Can the data below be set down again exactly, line for line?

* begin Records shown *

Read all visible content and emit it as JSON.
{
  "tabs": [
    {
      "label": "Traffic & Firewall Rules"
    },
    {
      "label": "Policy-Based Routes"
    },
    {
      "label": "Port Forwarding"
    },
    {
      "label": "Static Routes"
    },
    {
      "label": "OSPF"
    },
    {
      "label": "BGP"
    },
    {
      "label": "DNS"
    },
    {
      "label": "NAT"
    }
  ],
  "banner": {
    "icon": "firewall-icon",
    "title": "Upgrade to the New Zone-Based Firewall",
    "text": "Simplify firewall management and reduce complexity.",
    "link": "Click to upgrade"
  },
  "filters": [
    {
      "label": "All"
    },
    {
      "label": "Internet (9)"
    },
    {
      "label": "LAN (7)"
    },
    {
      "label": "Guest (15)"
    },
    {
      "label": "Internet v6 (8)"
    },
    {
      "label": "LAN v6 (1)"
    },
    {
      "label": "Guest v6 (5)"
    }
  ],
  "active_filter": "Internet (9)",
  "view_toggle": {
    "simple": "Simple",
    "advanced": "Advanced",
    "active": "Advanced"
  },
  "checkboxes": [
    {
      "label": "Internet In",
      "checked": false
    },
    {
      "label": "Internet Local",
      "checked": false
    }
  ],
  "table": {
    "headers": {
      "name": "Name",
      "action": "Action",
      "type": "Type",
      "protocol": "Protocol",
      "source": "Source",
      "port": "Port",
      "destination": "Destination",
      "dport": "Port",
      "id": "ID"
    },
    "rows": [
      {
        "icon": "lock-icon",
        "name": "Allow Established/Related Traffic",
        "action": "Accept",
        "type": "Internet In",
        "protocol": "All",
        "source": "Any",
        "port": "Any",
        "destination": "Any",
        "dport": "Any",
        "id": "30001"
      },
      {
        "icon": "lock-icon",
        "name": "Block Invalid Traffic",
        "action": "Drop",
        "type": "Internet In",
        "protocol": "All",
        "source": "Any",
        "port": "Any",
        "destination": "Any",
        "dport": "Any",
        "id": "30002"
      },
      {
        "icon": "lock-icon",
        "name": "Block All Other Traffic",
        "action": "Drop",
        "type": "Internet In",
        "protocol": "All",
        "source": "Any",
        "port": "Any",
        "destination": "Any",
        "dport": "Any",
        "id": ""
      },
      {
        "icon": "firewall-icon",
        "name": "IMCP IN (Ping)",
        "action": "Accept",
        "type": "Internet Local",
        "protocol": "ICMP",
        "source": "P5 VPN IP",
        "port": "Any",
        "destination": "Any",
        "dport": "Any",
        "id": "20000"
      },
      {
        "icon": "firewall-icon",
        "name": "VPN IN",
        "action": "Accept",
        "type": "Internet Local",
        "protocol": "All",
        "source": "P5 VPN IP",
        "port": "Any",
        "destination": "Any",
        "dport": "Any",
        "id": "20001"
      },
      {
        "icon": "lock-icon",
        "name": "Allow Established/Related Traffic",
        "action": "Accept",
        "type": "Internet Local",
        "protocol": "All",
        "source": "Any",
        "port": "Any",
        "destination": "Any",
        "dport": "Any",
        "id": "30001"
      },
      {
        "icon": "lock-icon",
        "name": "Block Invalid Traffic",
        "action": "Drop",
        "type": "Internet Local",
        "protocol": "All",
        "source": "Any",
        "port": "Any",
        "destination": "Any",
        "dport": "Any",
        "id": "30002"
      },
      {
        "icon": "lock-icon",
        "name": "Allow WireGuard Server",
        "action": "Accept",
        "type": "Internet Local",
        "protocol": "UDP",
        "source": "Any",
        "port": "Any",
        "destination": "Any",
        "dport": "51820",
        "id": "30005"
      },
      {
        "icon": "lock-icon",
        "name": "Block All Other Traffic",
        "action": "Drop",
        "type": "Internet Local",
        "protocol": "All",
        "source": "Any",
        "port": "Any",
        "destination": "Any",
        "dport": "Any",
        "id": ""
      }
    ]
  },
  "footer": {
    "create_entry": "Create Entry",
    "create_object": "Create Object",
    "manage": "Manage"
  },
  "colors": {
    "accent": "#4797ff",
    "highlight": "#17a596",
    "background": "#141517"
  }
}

* end Records shown *

The reply:
Read all visible content and emit it as JSON.
{
  "tabs": [
    {
      "label": "Traffic & Firewall Rules"
    },
    {
      "label": "Policy-Based Routes"
    },
    {
      "label": "Port Forwarding"
    },
    {
      "label": "Static Routes"
    },
    {
      "label": "OSPF"
    },
    {
      "label": "BGP"
    },
    {
      "label": "DNS"
    },
    {
      "label": "NAT"
    }
  ],
  "banner": {
    "icon": "firewall-icon",
    "title": "Upgrade to the New Zone-Based Firewall",
    "text": "Simplify firewall management and reduce complexity.",
    "link": "Click to upgrade"
  },
  "filters": [
    {
      "label": "All"
    },
    {
      "label": "Internet (9)"
    },
    {
      "label": "LAN (7)"
    },
    {
      "label": "Guest (15)"
    },
    {
      "label": "Internet v6 (8)"
    },
    {
      "label": "LAN v6 (1)"
    },
    {
      "label": "Guest v6 (5)"
    }
  ],
  "active_filter": "Internet (9)",
  "view_toggle": {
    "simple": "Simple",
    "advanced": "Advanced",
    "active": "Advanced"
  },
  "checkboxes": [
    {
      "label": "Internet In",
      "checked": false
    },
    {
      "label": "Internet Local",
      "checked": false
    }
  ],
  "table": {
    "headers": {
      "name": "Name",
      "action": "Action",
      "type": "Type",
      "protocol": "Protocol",
      "source": "Source",
      "port": "Port",
      "destination": "Destination",
      "dport": "Port",
      "id": "ID"
    },
    "rows": [
      {
        "icon": "lock-icon",
        "name": "Allow Established/Related Traffic",
        "action": "Accept",
        "type": "Internet In",
        "protocol": "All",
        "source": "Any",
        "port": "Any",
        "destination": "Any",
        "dport": "Any",
        "id": "30001"
      },
      {
        "icon": "lock-icon",
        "name": "Block Invalid Traffic",
        "action": "Drop",
        "type": "Internet In",
        "protocol": "All",
        "source": "Any",
        "port": "Any",
        "destination": "Any",
        "dport": "Any",
        "id": "30002"
      },
      {
        "icon": "lock-icon",
        "name": "Block All Other Traffic",
        "action": "Drop",
        "type": "Internet In",
        "protocol": "All",
        "source": "Any",
        "port": "Any",
        "destination": "Any",
        "dport": "Any",
        "id": ""
      },
      {
        "icon": "firewall-icon",
        "name": "IMCP IN (Ping)",
        "action": "Accept",
        "type": "Internet Local",
        "protocol": "ICMP",
        "source": "P5 VPN IP",
        "port": "Any",
        "destination": "Any",
        "dport": "Any",
        "id": "20000"
      },
      {
        "icon": "firewall-icon",
        "name": "VPN IN",
        "action": "Accept",
        "type": "Internet Local",
        "protocol": "All",
        "source": "P5 VPN IP",
        "port": "Any",
        "destination": "Any",
        "dport": "Any",
        "id": "20001"
      },
      {
        "icon": "lock-icon",
        "name": "Allow Established/Related Traffic",
        "action": "Accept",
        "type": "Internet Local",
        "protocol": "All",
        "source": "Any",
        "port": "Any",
        "destination": "Any",
        "dport": "Any",
        "id": "30001"
      },
      {
        "icon": "lock-icon",
        "name": "Block Invalid Traffic",
        "action": "Drop",
        "type": "Internet Local",
        "protocol": "All",
        "source": "Any",
        "port": "Any",
        "destination": "Any",
        "dport": "Any",
        "id": "30002"
      },
      {
        "icon": "lock-icon",
        "name": "Allow WireGuard Server",
        "action": "Accept",
        "type": "Internet Local",
        "protocol": "UDP",
        "source": "Any",
        "port": "Any",
        "destination": "Any",
        "dport": "51820",
        "id": "30005"
      },
      {
        "icon": "lock-icon",
        "name": "Block All Other Traffic",
        "action": "Drop",
        "type": "Internet Local",
        "protocol": "All",
        "source": "Any",
        "port": "Any",
        "destination": "Any",
        "dport": "Any",
        "id": ""
      }
    ]
  },
  "footer": {
    "create_entry": "Create Entry",
    "create_object": "Create Object",
    "manage": "Manage"
  },
  "colors": {
    "accent": "#4797ff",
    "highlight": "#17a596",
    "background": "#141517"
  }
}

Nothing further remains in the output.